» **Set task**
From the line with "Transcribe this image's" down to the final line of the material below, quote every line exactly and leave out all lines before it.

###

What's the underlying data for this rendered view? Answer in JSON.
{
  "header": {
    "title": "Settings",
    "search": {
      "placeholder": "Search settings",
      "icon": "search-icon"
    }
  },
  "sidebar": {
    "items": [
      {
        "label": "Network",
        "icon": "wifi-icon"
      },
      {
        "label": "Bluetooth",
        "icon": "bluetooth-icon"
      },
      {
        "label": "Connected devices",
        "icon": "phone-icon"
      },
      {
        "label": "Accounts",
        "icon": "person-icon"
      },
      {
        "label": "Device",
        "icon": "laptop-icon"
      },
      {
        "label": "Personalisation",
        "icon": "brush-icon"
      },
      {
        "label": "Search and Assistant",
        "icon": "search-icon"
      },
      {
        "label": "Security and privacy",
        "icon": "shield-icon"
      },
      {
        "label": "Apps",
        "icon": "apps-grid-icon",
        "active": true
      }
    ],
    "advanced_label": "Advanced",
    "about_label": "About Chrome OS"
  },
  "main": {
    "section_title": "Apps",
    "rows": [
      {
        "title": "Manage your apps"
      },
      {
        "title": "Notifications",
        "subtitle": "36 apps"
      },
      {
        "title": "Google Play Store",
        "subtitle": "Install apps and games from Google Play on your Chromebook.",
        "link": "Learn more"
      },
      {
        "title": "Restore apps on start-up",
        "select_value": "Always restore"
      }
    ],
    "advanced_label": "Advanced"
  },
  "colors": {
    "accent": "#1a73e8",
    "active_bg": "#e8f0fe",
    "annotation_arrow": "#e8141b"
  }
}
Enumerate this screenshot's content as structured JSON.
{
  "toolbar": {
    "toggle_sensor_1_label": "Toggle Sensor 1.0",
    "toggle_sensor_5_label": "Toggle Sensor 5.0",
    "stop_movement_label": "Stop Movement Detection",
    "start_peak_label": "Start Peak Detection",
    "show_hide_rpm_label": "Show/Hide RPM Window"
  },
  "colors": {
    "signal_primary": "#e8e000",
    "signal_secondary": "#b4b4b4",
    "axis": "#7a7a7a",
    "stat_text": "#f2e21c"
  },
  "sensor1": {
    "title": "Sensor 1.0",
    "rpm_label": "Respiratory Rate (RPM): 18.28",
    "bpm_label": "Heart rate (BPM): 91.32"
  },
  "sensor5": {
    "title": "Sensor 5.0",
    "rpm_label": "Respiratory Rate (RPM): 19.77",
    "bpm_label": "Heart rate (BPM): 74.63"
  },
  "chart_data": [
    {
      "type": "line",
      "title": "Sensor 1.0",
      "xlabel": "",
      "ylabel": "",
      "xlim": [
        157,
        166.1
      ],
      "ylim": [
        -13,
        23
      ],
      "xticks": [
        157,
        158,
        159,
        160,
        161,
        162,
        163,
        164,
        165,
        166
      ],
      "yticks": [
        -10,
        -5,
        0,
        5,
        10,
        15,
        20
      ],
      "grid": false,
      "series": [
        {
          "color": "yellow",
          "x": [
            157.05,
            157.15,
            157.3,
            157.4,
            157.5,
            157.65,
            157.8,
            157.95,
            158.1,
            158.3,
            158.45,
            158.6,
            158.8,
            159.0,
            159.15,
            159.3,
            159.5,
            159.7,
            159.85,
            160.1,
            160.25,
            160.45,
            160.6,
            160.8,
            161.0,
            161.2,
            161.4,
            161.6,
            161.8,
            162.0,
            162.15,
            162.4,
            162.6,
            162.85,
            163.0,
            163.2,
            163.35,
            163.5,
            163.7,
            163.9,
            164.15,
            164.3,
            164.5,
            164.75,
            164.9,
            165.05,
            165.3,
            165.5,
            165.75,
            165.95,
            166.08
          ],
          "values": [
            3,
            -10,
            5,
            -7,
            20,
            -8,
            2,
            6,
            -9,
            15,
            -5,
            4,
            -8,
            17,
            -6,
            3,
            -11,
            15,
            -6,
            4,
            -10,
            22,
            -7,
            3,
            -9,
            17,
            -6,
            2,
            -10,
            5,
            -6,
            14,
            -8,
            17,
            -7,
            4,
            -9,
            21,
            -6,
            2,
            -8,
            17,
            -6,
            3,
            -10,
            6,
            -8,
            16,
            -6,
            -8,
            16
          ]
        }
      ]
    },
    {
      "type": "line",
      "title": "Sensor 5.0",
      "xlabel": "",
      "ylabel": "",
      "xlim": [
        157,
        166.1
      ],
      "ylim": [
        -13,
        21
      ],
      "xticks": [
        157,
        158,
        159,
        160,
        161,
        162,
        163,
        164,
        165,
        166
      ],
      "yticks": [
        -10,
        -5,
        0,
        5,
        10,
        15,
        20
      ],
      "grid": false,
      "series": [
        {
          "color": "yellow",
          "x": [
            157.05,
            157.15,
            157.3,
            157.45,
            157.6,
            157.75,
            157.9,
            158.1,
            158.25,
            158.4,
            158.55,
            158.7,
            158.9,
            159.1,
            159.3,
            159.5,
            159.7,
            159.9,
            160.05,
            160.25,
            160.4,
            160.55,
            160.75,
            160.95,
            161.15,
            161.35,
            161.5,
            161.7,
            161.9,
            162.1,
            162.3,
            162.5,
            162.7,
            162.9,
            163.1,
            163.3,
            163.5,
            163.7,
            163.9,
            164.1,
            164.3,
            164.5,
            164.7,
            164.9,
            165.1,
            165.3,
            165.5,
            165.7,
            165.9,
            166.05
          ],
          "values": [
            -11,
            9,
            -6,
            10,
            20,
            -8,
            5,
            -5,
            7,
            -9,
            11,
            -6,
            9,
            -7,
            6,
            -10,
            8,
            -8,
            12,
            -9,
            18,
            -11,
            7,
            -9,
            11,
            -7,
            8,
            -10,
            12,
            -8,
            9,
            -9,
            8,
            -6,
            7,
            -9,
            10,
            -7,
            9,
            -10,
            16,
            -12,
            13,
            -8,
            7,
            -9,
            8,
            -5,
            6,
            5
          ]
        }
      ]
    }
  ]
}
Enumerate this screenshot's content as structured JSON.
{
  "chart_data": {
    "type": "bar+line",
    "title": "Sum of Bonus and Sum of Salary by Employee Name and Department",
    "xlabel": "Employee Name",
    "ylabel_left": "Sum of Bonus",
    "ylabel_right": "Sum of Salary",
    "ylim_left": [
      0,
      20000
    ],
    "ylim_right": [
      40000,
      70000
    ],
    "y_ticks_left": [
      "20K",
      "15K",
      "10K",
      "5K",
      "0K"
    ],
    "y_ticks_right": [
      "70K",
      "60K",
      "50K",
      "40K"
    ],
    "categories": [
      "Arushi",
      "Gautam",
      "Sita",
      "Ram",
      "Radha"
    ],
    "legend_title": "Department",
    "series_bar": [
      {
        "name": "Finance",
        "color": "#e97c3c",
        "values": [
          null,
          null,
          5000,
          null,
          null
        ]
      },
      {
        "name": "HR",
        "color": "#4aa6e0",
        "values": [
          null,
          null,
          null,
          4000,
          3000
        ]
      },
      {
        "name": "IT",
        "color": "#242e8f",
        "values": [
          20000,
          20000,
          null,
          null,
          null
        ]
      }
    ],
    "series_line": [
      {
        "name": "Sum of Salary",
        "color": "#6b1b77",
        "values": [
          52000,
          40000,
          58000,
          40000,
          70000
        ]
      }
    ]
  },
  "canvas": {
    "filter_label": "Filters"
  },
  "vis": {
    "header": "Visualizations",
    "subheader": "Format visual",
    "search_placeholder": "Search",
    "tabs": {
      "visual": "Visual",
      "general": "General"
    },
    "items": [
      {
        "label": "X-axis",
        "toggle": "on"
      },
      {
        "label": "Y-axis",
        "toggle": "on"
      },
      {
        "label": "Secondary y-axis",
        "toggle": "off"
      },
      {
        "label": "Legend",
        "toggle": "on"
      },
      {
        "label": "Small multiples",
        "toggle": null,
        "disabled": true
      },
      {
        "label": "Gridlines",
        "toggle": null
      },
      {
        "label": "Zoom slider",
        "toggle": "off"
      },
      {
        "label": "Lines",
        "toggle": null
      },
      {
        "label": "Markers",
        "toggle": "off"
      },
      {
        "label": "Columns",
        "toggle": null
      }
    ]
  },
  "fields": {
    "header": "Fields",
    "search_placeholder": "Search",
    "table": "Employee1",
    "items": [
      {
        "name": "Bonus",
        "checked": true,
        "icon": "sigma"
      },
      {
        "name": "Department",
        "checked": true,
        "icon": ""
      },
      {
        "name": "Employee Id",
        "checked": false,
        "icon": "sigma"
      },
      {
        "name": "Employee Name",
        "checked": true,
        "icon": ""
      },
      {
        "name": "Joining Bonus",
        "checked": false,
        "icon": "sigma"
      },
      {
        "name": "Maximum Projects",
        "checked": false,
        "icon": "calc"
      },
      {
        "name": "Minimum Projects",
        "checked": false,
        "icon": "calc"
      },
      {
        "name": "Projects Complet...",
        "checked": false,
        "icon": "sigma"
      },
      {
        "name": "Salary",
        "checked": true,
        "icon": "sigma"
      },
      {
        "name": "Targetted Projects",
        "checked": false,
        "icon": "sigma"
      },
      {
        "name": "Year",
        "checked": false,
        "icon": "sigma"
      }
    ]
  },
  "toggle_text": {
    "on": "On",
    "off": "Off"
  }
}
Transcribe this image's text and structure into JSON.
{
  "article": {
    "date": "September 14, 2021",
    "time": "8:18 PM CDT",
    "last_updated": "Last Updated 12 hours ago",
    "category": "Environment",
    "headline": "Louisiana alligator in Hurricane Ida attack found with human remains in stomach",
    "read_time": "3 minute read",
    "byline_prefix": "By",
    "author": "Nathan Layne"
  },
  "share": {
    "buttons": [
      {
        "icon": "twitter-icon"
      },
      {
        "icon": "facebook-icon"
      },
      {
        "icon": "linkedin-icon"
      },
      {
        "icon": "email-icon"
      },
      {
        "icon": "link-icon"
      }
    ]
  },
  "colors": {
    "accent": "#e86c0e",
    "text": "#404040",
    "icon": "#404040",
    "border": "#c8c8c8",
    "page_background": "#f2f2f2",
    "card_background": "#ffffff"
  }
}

###

» **Answer to the exercise**
Transcribe this image's text and structure into JSON.
{
  "article": {
    "date": "September 14, 2021",
    "time": "8:18 PM CDT",
    "last_updated": "Last Updated 12 hours ago",
    "category": "Environment",
    "headline": "Louisiana alligator in Hurricane Ida attack found with human remains in stomach",
    "read_time": "3 minute read",
    "byline_prefix": "By",
    "author": "Nathan Layne"
  },
  "share": {
    "buttons": [
      {
        "icon": "twitter-icon"
      },
      {
        "icon": "facebook-icon"
      },
      {
        "icon": "linkedin-icon"
      },
      {
        "icon": "email-icon"
      },
      {
        "icon": "link-icon"
      }
    ]
  },
  "colors": {
    "accent": "#e86c0e",
    "text": "#404040",
    "icon": "#404040",
    "border": "#c8c8c8",
    "page_background": "#f2f2f2",
    "card_background": "#ffffff"
  }
}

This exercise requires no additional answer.